Records from a collection
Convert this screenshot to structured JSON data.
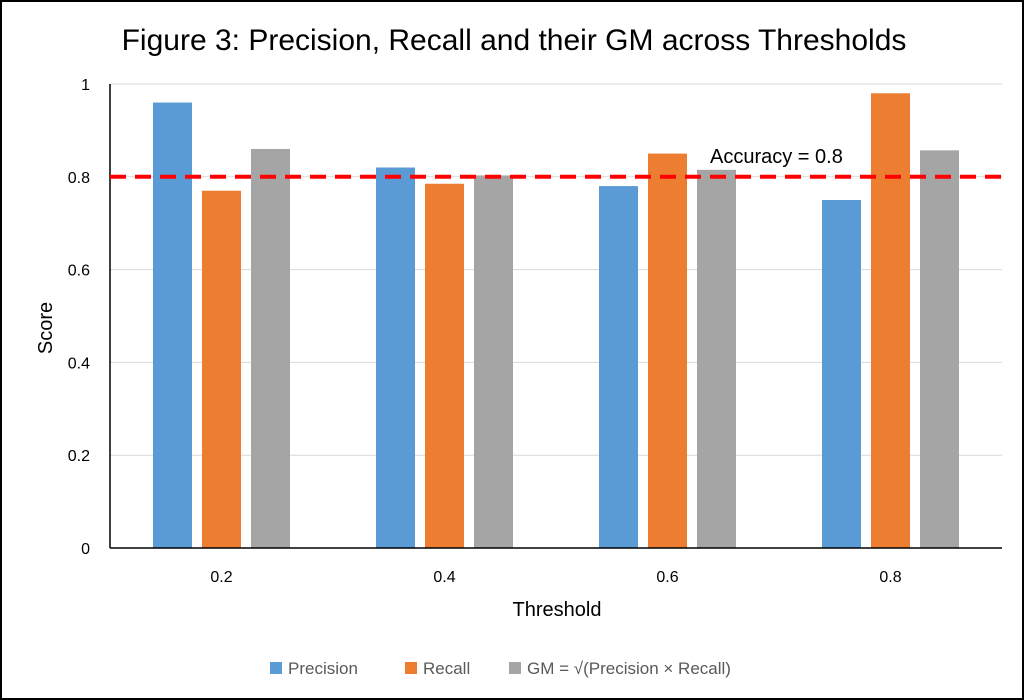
{
  "chart_data": {
    "type": "bar",
    "title": "Figure 3: Precision, Recall and their GM across Thresholds",
    "xlabel": "Threshold",
    "ylabel": "Score",
    "categories": [
      "0.2",
      "0.4",
      "0.6",
      "0.8"
    ],
    "ylim": [
      0,
      1
    ],
    "yticks": [
      0,
      0.2,
      0.4,
      0.6,
      0.8,
      1
    ],
    "ytick_labels": [
      "0",
      "0.2",
      "0.4",
      "0.6",
      "0.8",
      "1"
    ],
    "grid": true,
    "legend": "bottom",
    "series": [
      {
        "name": "Precision",
        "color": "#5B9BD5",
        "values": [
          0.96,
          0.82,
          0.78,
          0.75
        ]
      },
      {
        "name": "Recall",
        "color": "#ED7D31",
        "values": [
          0.77,
          0.785,
          0.85,
          0.98
        ]
      },
      {
        "name": "GM = √(Precision × Recall)",
        "color": "#A5A5A5",
        "values": [
          0.86,
          0.803,
          0.815,
          0.857
        ]
      }
    ],
    "reference_line": {
      "value": 0.8,
      "label": "Accuracy = 0.8",
      "color": "#FF0000",
      "style": "dashed"
    }
  }
}
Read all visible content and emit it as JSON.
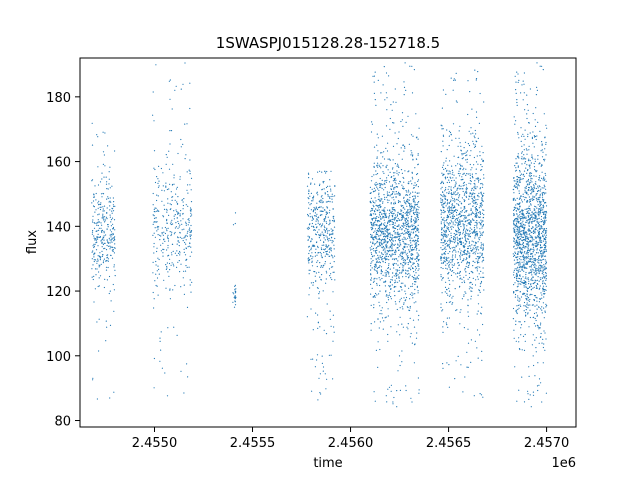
{
  "chart_data": {
    "type": "scatter",
    "title": "1SWASPJ015128.28-152718.5",
    "xlabel": "time",
    "ylabel": "flux",
    "x_offset_label": "1e6",
    "x_tick_labels": [
      "2.4550",
      "2.4555",
      "2.4560",
      "2.4565",
      "2.4570"
    ],
    "x_ticks": [
      2455000,
      2455500,
      2456000,
      2456500,
      2457000
    ],
    "y_ticks": [
      80,
      100,
      120,
      140,
      160,
      180
    ],
    "xlim": [
      2454620,
      2457150
    ],
    "ylim": [
      78,
      192
    ],
    "grid": false,
    "marker_color": "#1f77b4",
    "segments": [
      {
        "x_start": 2454680,
        "x_end": 2454800,
        "y_center": 138,
        "y_spread": 8,
        "y_min": 86,
        "y_max": 172,
        "density": 320
      },
      {
        "x_start": 2454990,
        "x_end": 2455190,
        "y_center": 140,
        "y_spread": 10,
        "y_min": 87,
        "y_max": 191,
        "density": 380
      },
      {
        "x_start": 2455400,
        "x_end": 2455415,
        "y_center": 118,
        "y_spread": 2,
        "y_min": 115,
        "y_max": 145,
        "density": 25
      },
      {
        "x_start": 2455780,
        "x_end": 2455920,
        "y_center": 138,
        "y_spread": 9,
        "y_min": 86,
        "y_max": 157,
        "density": 420
      },
      {
        "x_start": 2456100,
        "x_end": 2456350,
        "y_center": 138,
        "y_spread": 11,
        "y_min": 84,
        "y_max": 191,
        "density": 1500
      },
      {
        "x_start": 2456460,
        "x_end": 2456680,
        "y_center": 140,
        "y_spread": 11,
        "y_min": 85,
        "y_max": 189,
        "density": 1200
      },
      {
        "x_start": 2456830,
        "x_end": 2457000,
        "y_center": 137,
        "y_spread": 13,
        "y_min": 84,
        "y_max": 191,
        "density": 1500
      }
    ]
  }
}
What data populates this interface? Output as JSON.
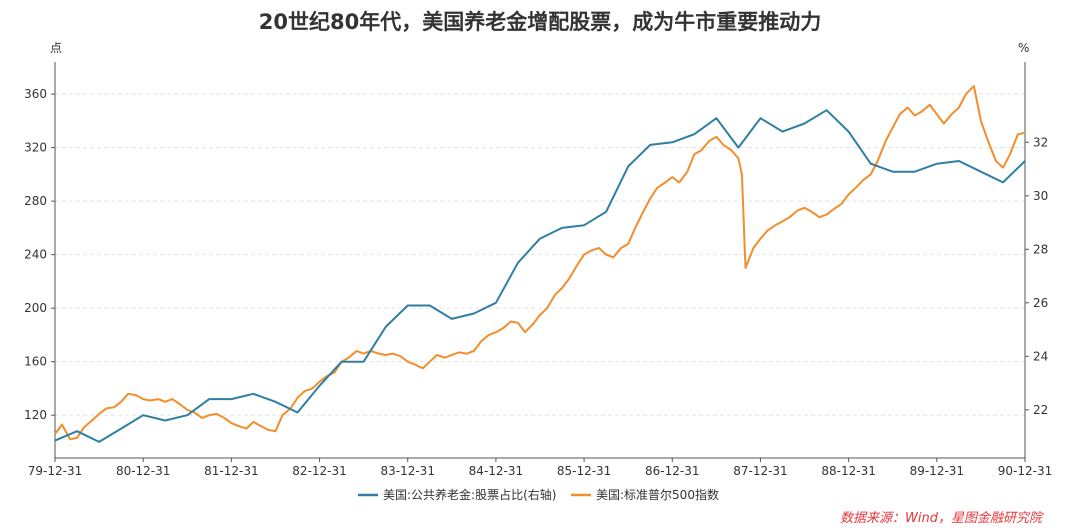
{
  "title": "20世纪80年代，美国养老金增配股票，成为牛市重要推动力",
  "source": "数据来源：Wind，星图金融研究院",
  "chart_data": {
    "type": "line",
    "title": "20世纪80年代，美国养老金增配股票，成为牛市重要推动力",
    "left_axis": {
      "unit": "点",
      "ylim": [
        88,
        384
      ],
      "ticks": [
        120,
        160,
        200,
        240,
        280,
        320,
        360
      ]
    },
    "right_axis": {
      "unit": "%",
      "ylim": [
        20.2,
        35.0
      ],
      "ticks": [
        22,
        24,
        26,
        28,
        30,
        32
      ]
    },
    "x_axis": {
      "labels": [
        "79-12-31",
        "80-12-31",
        "81-12-31",
        "82-12-31",
        "83-12-31",
        "84-12-31",
        "85-12-31",
        "86-12-31",
        "87-12-31",
        "88-12-31",
        "89-12-31",
        "90-12-31"
      ],
      "xlim": [
        1980.0,
        1991.0
      ]
    },
    "grid": true,
    "legend_position": "bottom",
    "series": [
      {
        "name": "美国:公共养老金:股票占比(右轴)",
        "axis": "right",
        "color": "#2e7fa3",
        "x": [
          1980.0,
          1980.25,
          1980.5,
          1980.75,
          1981.0,
          1981.25,
          1981.5,
          1981.75,
          1982.0,
          1982.25,
          1982.5,
          1982.75,
          1983.0,
          1983.25,
          1983.5,
          1983.75,
          1984.0,
          1984.25,
          1984.5,
          1984.75,
          1985.0,
          1985.25,
          1985.5,
          1985.75,
          1986.0,
          1986.25,
          1986.5,
          1986.75,
          1987.0,
          1987.25,
          1987.5,
          1987.75,
          1988.0,
          1988.25,
          1988.5,
          1988.75,
          1989.0,
          1989.25,
          1989.5,
          1989.75,
          1990.0,
          1990.25,
          1990.5,
          1990.75,
          1991.0
        ],
        "y": [
          20.85,
          21.2,
          20.8,
          21.3,
          21.8,
          21.6,
          21.8,
          22.4,
          22.4,
          22.6,
          22.3,
          21.9,
          22.9,
          23.8,
          23.8,
          25.1,
          25.9,
          25.9,
          25.4,
          25.6,
          26.0,
          27.5,
          28.4,
          28.8,
          28.9,
          29.4,
          31.1,
          31.9,
          32.0,
          32.3,
          32.9,
          31.8,
          32.9,
          32.4,
          32.7,
          33.2,
          32.4,
          31.2,
          30.9,
          30.9,
          31.2,
          31.3,
          30.9,
          30.5,
          31.3
        ]
      },
      {
        "name": "美国:标准普尔500指数",
        "axis": "left",
        "color": "#f28e2b",
        "x": [
          1980.0,
          1980.08,
          1980.17,
          1980.25,
          1980.33,
          1980.42,
          1980.5,
          1980.58,
          1980.67,
          1980.75,
          1980.83,
          1980.92,
          1981.0,
          1981.08,
          1981.17,
          1981.25,
          1981.33,
          1981.42,
          1981.5,
          1981.58,
          1981.67,
          1981.75,
          1981.83,
          1981.92,
          1982.0,
          1982.08,
          1982.17,
          1982.25,
          1982.33,
          1982.42,
          1982.5,
          1982.58,
          1982.67,
          1982.75,
          1982.83,
          1982.92,
          1983.0,
          1983.08,
          1983.17,
          1983.25,
          1983.33,
          1983.42,
          1983.5,
          1983.58,
          1983.67,
          1983.75,
          1983.83,
          1983.92,
          1984.0,
          1984.08,
          1984.17,
          1984.25,
          1984.33,
          1984.42,
          1984.5,
          1984.58,
          1984.67,
          1984.75,
          1984.83,
          1984.92,
          1985.0,
          1985.08,
          1985.17,
          1985.25,
          1985.33,
          1985.42,
          1985.5,
          1985.58,
          1985.67,
          1985.75,
          1985.83,
          1985.92,
          1986.0,
          1986.08,
          1986.17,
          1986.25,
          1986.33,
          1986.42,
          1986.5,
          1986.58,
          1986.67,
          1986.75,
          1986.83,
          1986.92,
          1987.0,
          1987.08,
          1987.17,
          1987.25,
          1987.33,
          1987.42,
          1987.5,
          1987.58,
          1987.67,
          1987.75,
          1987.79,
          1987.83,
          1987.92,
          1988.0,
          1988.08,
          1988.17,
          1988.25,
          1988.33,
          1988.42,
          1988.5,
          1988.58,
          1988.67,
          1988.75,
          1988.83,
          1988.92,
          1989.0,
          1989.08,
          1989.17,
          1989.25,
          1989.33,
          1989.42,
          1989.5,
          1989.58,
          1989.67,
          1989.75,
          1989.83,
          1989.92,
          1990.0,
          1990.08,
          1990.17,
          1990.25,
          1990.33,
          1990.42,
          1990.5,
          1990.58,
          1990.67,
          1990.75,
          1990.83,
          1990.92,
          1991.0
        ],
        "y": [
          106,
          113,
          102,
          103,
          111,
          116,
          121,
          125,
          126,
          130,
          136,
          135,
          132,
          131,
          132,
          130,
          132,
          128,
          124,
          122,
          118,
          120,
          121,
          118,
          114,
          112,
          110,
          115,
          112,
          109,
          108,
          120,
          125,
          133,
          138,
          140,
          145,
          149,
          152,
          160,
          163,
          168,
          166,
          168,
          166,
          165,
          166,
          164,
          160,
          158,
          155,
          160,
          165,
          163,
          165,
          167,
          166,
          168,
          175,
          180,
          182,
          185,
          190,
          189,
          182,
          188,
          195,
          200,
          210,
          215,
          222,
          232,
          240,
          243,
          245,
          240,
          238,
          245,
          248,
          260,
          272,
          282,
          290,
          294,
          298,
          294,
          302,
          315,
          318,
          325,
          328,
          322,
          318,
          312,
          300,
          230,
          245,
          252,
          258,
          262,
          265,
          268,
          273,
          275,
          272,
          268,
          270,
          274,
          278,
          285,
          290,
          296,
          300,
          310,
          325,
          335,
          345,
          350,
          344,
          347,
          352,
          345,
          338,
          345,
          350,
          360,
          366,
          340,
          325,
          310,
          305,
          315,
          330,
          331
        ]
      }
    ]
  }
}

- _What the task requires_
Check every line of the records above for the string "density" and say how many contain it, giving the number alone.

- _Exercise answer_
7